■ **Task details**:
Without the images, output each record below as it stands.

begin Excerpted records

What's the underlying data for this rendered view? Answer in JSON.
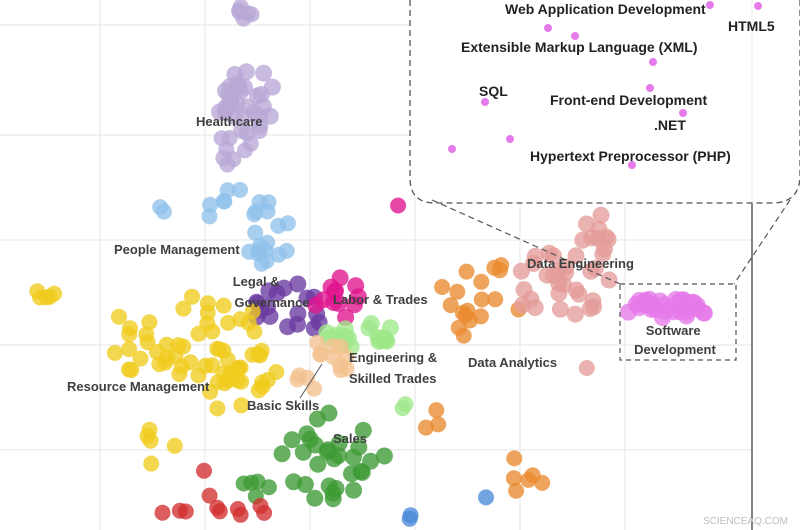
{
  "chart_data": {
    "type": "scatter",
    "title": "",
    "xlabel": "",
    "ylabel": "",
    "grid": true,
    "legend": "none",
    "clusters": [
      {
        "name": "Healthcare",
        "color": "#b8a8d6"
      },
      {
        "name": "People Management",
        "color": "#8fc1ea"
      },
      {
        "name": "Legal & Governance",
        "color": "#6a3aa0"
      },
      {
        "name": "Labor & Trades",
        "color": "#e0148e"
      },
      {
        "name": "Resource Management",
        "color": "#f0cc1d"
      },
      {
        "name": "Engineering & Skilled Trades",
        "color": "#9fe88a"
      },
      {
        "name": "Basic Skills",
        "color": "#f4c28f"
      },
      {
        "name": "Sales",
        "color": "#3e9a35"
      },
      {
        "name": "Data Analytics",
        "color": "#ea8a2f"
      },
      {
        "name": "Data Engineering",
        "color": "#e49c9a"
      },
      {
        "name": "Software Development",
        "color": "#e57ae9"
      },
      {
        "name": "",
        "color": "#d22f2f"
      },
      {
        "name": "",
        "color": "#4a8ad8"
      }
    ],
    "inset": {
      "skills": [
        "Web Application Development",
        "HTML5",
        "Extensible Markup Language (XML)",
        "SQL",
        "Front-end Development",
        ".NET",
        "Hypertext Preprocessor (PHP)"
      ]
    }
  },
  "watermark": "SCIENCEAQ.COM"
}
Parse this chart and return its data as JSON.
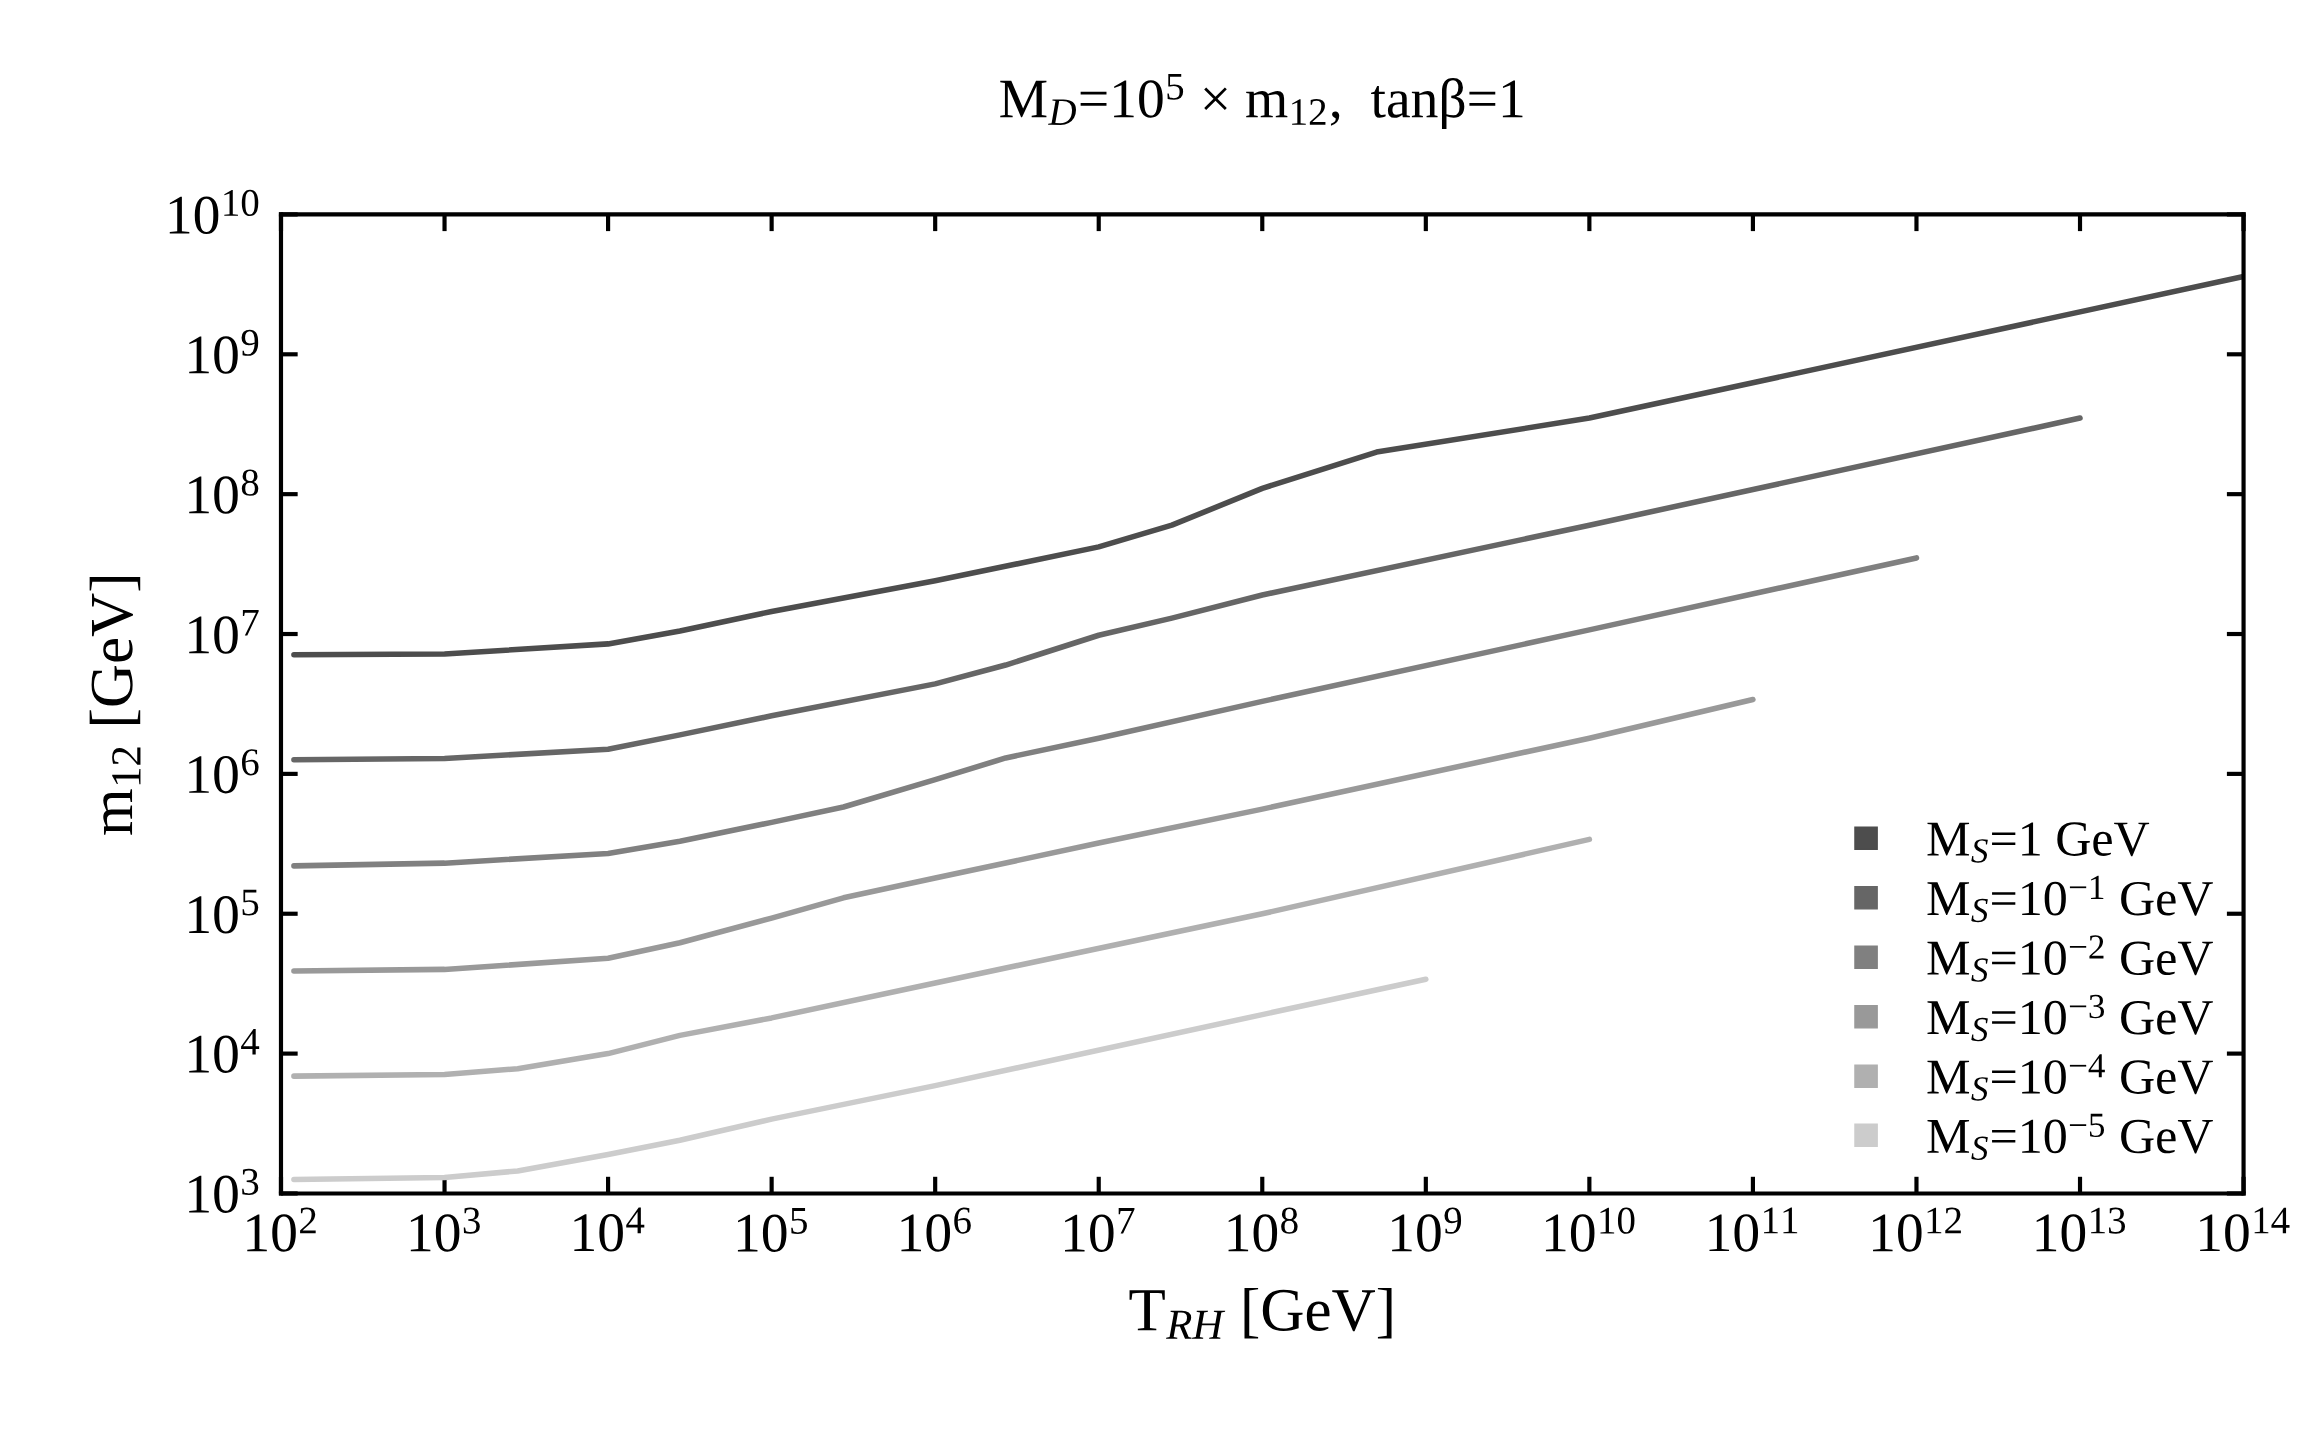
{
  "chart_data": {
    "type": "line",
    "title": "M$_{D}$=10$^{5}$ × m$_{12}$,  tanβ=1",
    "xlabel": "T$_{RH}$ [GeV]",
    "ylabel": "m$_{12}$ [GeV]",
    "log": "xy",
    "grid": false,
    "legend": "bottom right",
    "line_style": "solid",
    "xlim": [
      100,
      100000000000000.0
    ],
    "ylim": [
      1000,
      10000000000.0
    ],
    "xticks": [
      {
        "value": 100.0,
        "label": "10$^{2}$"
      },
      {
        "value": 1000.0,
        "label": "10$^{3}$"
      },
      {
        "value": 10000.0,
        "label": "10$^{4}$"
      },
      {
        "value": 100000.0,
        "label": "10$^{5}$"
      },
      {
        "value": 1000000.0,
        "label": "10$^{6}$"
      },
      {
        "value": 10000000.0,
        "label": "10$^{7}$"
      },
      {
        "value": 100000000.0,
        "label": "10$^{8}$"
      },
      {
        "value": 1000000000.0,
        "label": "10$^{9}$"
      },
      {
        "value": 10000000000.0,
        "label": "10$^{10}$"
      },
      {
        "value": 100000000000.0,
        "label": "10$^{11}$"
      },
      {
        "value": 1000000000000.0,
        "label": "10$^{12}$"
      },
      {
        "value": 10000000000000.0,
        "label": "10$^{13}$"
      },
      {
        "value": 100000000000000.0,
        "label": "10$^{14}$"
      }
    ],
    "yticks": [
      {
        "value": 1000.0,
        "label": "10$^{3}$"
      },
      {
        "value": 10000.0,
        "label": "10$^{4}$"
      },
      {
        "value": 100000.0,
        "label": "10$^{5}$"
      },
      {
        "value": 1000000.0,
        "label": "10$^{6}$"
      },
      {
        "value": 10000000.0,
        "label": "10$^{7}$"
      },
      {
        "value": 100000000.0,
        "label": "10$^{8}$"
      },
      {
        "value": 1000000000.0,
        "label": "10$^{9}$"
      },
      {
        "value": 10000000000.0,
        "label": "10$^{10}$"
      }
    ],
    "series": [
      {
        "name": "M$_{S}$=1 GeV",
        "color": "#4d4d4d",
        "x": [
          120,
          1000.0,
          10000.0,
          27500.0,
          100000.0,
          1000000.0,
          10000000.0,
          28000000.0,
          100000000.0,
          500000000.0,
          10000000000.0,
          100000000000000.0
        ],
        "values": [
          7100000.0,
          7200000.0,
          8500000.0,
          10500000.0,
          14500000.0,
          24000000.0,
          42000000.0,
          60000000.0,
          110000000.0,
          200000000.0,
          350000000.0,
          3600000000.0
        ]
      },
      {
        "name": "M$_{S}$=10$^{−1}$ GeV",
        "color": "#666666",
        "x": [
          120,
          1000.0,
          10000.0,
          27500.0,
          100000.0,
          1000000.0,
          2700000.0,
          10000000.0,
          28000000.0,
          100000000.0,
          10000000000.0,
          10000000000000.0
        ],
        "values": [
          1260000.0,
          1290000.0,
          1500000.0,
          1900000.0,
          2600000.0,
          4400000.0,
          6000000.0,
          9800000.0,
          13000000.0,
          19000000.0,
          60000000.0,
          350000000.0
        ]
      },
      {
        "name": "M$_{S}$=10$^{−2}$ GeV",
        "color": "#808080",
        "x": [
          120,
          1000.0,
          10000.0,
          27500.0,
          100000.0,
          275000.0,
          1000000.0,
          2700000.0,
          10000000.0,
          100000000.0,
          10000000000.0,
          1000000000000.0
        ],
        "values": [
          220000.0,
          230000.0,
          270000.0,
          330000.0,
          450000.0,
          580000.0,
          910000.0,
          1300000.0,
          1800000.0,
          3300000.0,
          10700000.0,
          35000000.0
        ]
      },
      {
        "name": "M$_{S}$=10$^{−3}$ GeV",
        "color": "#999999",
        "x": [
          120,
          1000.0,
          10000.0,
          27500.0,
          100000.0,
          275000.0,
          1000000.0,
          10000000.0,
          100000000.0,
          10000000000.0,
          100000000000.0
        ],
        "values": [
          39000.0,
          40000.0,
          48000.0,
          62000.0,
          93000.0,
          130000.0,
          180000.0,
          320000.0,
          560000.0,
          1800000.0,
          3400000.0
        ]
      },
      {
        "name": "M$_{S}$=10$^{−4}$ GeV",
        "color": "#b0b0b0",
        "x": [
          120,
          1000.0,
          2800.0,
          10000.0,
          27500.0,
          100000.0,
          1000000.0,
          100000000.0,
          10000000000.0
        ],
        "values": [
          6900.0,
          7100.0,
          7800.0,
          10000.0,
          13500.0,
          18000.0,
          32000.0,
          100000.0,
          340000.0
        ]
      },
      {
        "name": "M$_{S}$=10$^{−5}$ GeV",
        "color": "#cccccc",
        "x": [
          120,
          1000.0,
          2800.0,
          10000.0,
          27500.0,
          100000.0,
          1000000.0,
          100000000.0,
          1000000000.0
        ],
        "values": [
          1260.0,
          1300.0,
          1450.0,
          1900.0,
          2400.0,
          3400.0,
          5900.0,
          19000.0,
          34000.0
        ]
      }
    ]
  }
}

end Excerpted records

■ **Response to this task**:
What's the underlying data for this rendered view? Answer in JSON.
{
  "chart_data": {
    "type": "scatter",
    "title": "",
    "xlabel": "",
    "ylabel": "",
    "grid": true,
    "legend": "none",
    "clusters": [
      {
        "name": "Healthcare",
        "color": "#b8a8d6"
      },
      {
        "name": "People Management",
        "color": "#8fc1ea"
      },
      {
        "name": "Legal & Governance",
        "color": "#6a3aa0"
      },
      {
        "name": "Labor & Trades",
        "color": "#e0148e"
      },
      {
        "name": "Resource Management",
        "color": "#f0cc1d"
      },
      {
        "name": "Engineering & Skilled Trades",
        "color": "#9fe88a"
      },
      {
        "name": "Basic Skills",
        "color": "#f4c28f"
      },
      {
        "name": "Sales",
        "color": "#3e9a35"
      },
      {
        "name": "Data Analytics",
        "color": "#ea8a2f"
      },
      {
        "name": "Data Engineering",
        "color": "#e49c9a"
      },
      {
        "name": "Software Development",
        "color": "#e57ae9"
      },
      {
        "name": "",
        "color": "#d22f2f"
      },
      {
        "name": "",
        "color": "#4a8ad8"
      }
    ],
    "inset": {
      "skills": [
        "Web Application Development",
        "HTML5",
        "Extensible Markup Language (XML)",
        "SQL",
        "Front-end Development",
        ".NET",
        "Hypertext Preprocessor (PHP)"
      ]
    }
  },
  "watermark": "SCIENCEAQ.COM"
}
Parse this chart and return its data as JSON.
{
  "chart_data": {
    "type": "line",
    "title": "M$_{D}$=10$^{5}$ × m$_{12}$,  tanβ=1",
    "xlabel": "T$_{RH}$ [GeV]",
    "ylabel": "m$_{12}$ [GeV]",
    "log": "xy",
    "grid": false,
    "legend": "bottom right",
    "line_style": "solid",
    "xlim": [
      100,
      100000000000000.0
    ],
    "ylim": [
      1000,
      10000000000.0
    ],
    "xticks": [
      {
        "value": 100.0,
        "label": "10$^{2}$"
      },
      {
        "value": 1000.0,
        "label": "10$^{3}$"
      },
      {
        "value": 10000.0,
        "label": "10$^{4}$"
      },
      {
        "value": 100000.0,
        "label": "10$^{5}$"
      },
      {
        "value": 1000000.0,
        "label": "10$^{6}$"
      },
      {
        "value": 10000000.0,
        "label": "10$^{7}$"
      },
      {
        "value": 100000000.0,
        "label": "10$^{8}$"
      },
      {
        "value": 1000000000.0,
        "label": "10$^{9}$"
      },
      {
        "value": 10000000000.0,
        "label": "10$^{10}$"
      },
      {
        "value": 100000000000.0,
        "label": "10$^{11}$"
      },
      {
        "value": 1000000000000.0,
        "label": "10$^{12}$"
      },
      {
        "value": 10000000000000.0,
        "label": "10$^{13}$"
      },
      {
        "value": 100000000000000.0,
        "label": "10$^{14}$"
      }
    ],
    "yticks": [
      {
        "value": 1000.0,
        "label": "10$^{3}$"
      },
      {
        "value": 10000.0,
        "label": "10$^{4}$"
      },
      {
        "value": 100000.0,
        "label": "10$^{5}$"
      },
      {
        "value": 1000000.0,
        "label": "10$^{6}$"
      },
      {
        "value": 10000000.0,
        "label": "10$^{7}$"
      },
      {
        "value": 100000000.0,
        "label": "10$^{8}$"
      },
      {
        "value": 1000000000.0,
        "label": "10$^{9}$"
      },
      {
        "value": 10000000000.0,
        "label": "10$^{10}$"
      }
    ],
    "series": [
      {
        "name": "M$_{S}$=1 GeV",
        "color": "#4d4d4d",
        "x": [
          120,
          1000.0,
          10000.0,
          27500.0,
          100000.0,
          1000000.0,
          10000000.0,
          28000000.0,
          100000000.0,
          500000000.0,
          10000000000.0,
          100000000000000.0
        ],
        "values": [
          7100000.0,
          7200000.0,
          8500000.0,
          10500000.0,
          14500000.0,
          24000000.0,
          42000000.0,
          60000000.0,
          110000000.0,
          200000000.0,
          350000000.0,
          3600000000.0
        ]
      },
      {
        "name": "M$_{S}$=10$^{−1}$ GeV",
        "color": "#666666",
        "x": [
          120,
          1000.0,
          10000.0,
          27500.0,
          100000.0,
          1000000.0,
          2700000.0,
          10000000.0,
          28000000.0,
          100000000.0,
          10000000000.0,
          10000000000000.0
        ],
        "values": [
          1260000.0,
          1290000.0,
          1500000.0,
          1900000.0,
          2600000.0,
          4400000.0,
          6000000.0,
          9800000.0,
          13000000.0,
          19000000.0,
          60000000.0,
          350000000.0
        ]
      },
      {
        "name": "M$_{S}$=10$^{−2}$ GeV",
        "color": "#808080",
        "x": [
          120,
          1000.0,
          10000.0,
          27500.0,
          100000.0,
          275000.0,
          1000000.0,
          2700000.0,
          10000000.0,
          100000000.0,
          10000000000.0,
          1000000000000.0
        ],
        "values": [
          220000.0,
          230000.0,
          270000.0,
          330000.0,
          450000.0,
          580000.0,
          910000.0,
          1300000.0,
          1800000.0,
          3300000.0,
          10700000.0,
          35000000.0
        ]
      },
      {
        "name": "M$_{S}$=10$^{−3}$ GeV",
        "color": "#999999",
        "x": [
          120,
          1000.0,
          10000.0,
          27500.0,
          100000.0,
          275000.0,
          1000000.0,
          10000000.0,
          100000000.0,
          10000000000.0,
          100000000000.0
        ],
        "values": [
          39000.0,
          40000.0,
          48000.0,
          62000.0,
          93000.0,
          130000.0,
          180000.0,
          320000.0,
          560000.0,
          1800000.0,
          3400000.0
        ]
      },
      {
        "name": "M$_{S}$=10$^{−4}$ GeV",
        "color": "#b0b0b0",
        "x": [
          120,
          1000.0,
          2800.0,
          10000.0,
          27500.0,
          100000.0,
          1000000.0,
          100000000.0,
          10000000000.0
        ],
        "values": [
          6900.0,
          7100.0,
          7800.0,
          10000.0,
          13500.0,
          18000.0,
          32000.0,
          100000.0,
          340000.0
        ]
      },
      {
        "name": "M$_{S}$=10$^{−5}$ GeV",
        "color": "#cccccc",
        "x": [
          120,
          1000.0,
          2800.0,
          10000.0,
          27500.0,
          100000.0,
          1000000.0,
          100000000.0,
          1000000000.0
        ],
        "values": [
          1260.0,
          1300.0,
          1450.0,
          1900.0,
          2400.0,
          3400.0,
          5900.0,
          19000.0,
          34000.0
        ]
      }
    ]
  }
}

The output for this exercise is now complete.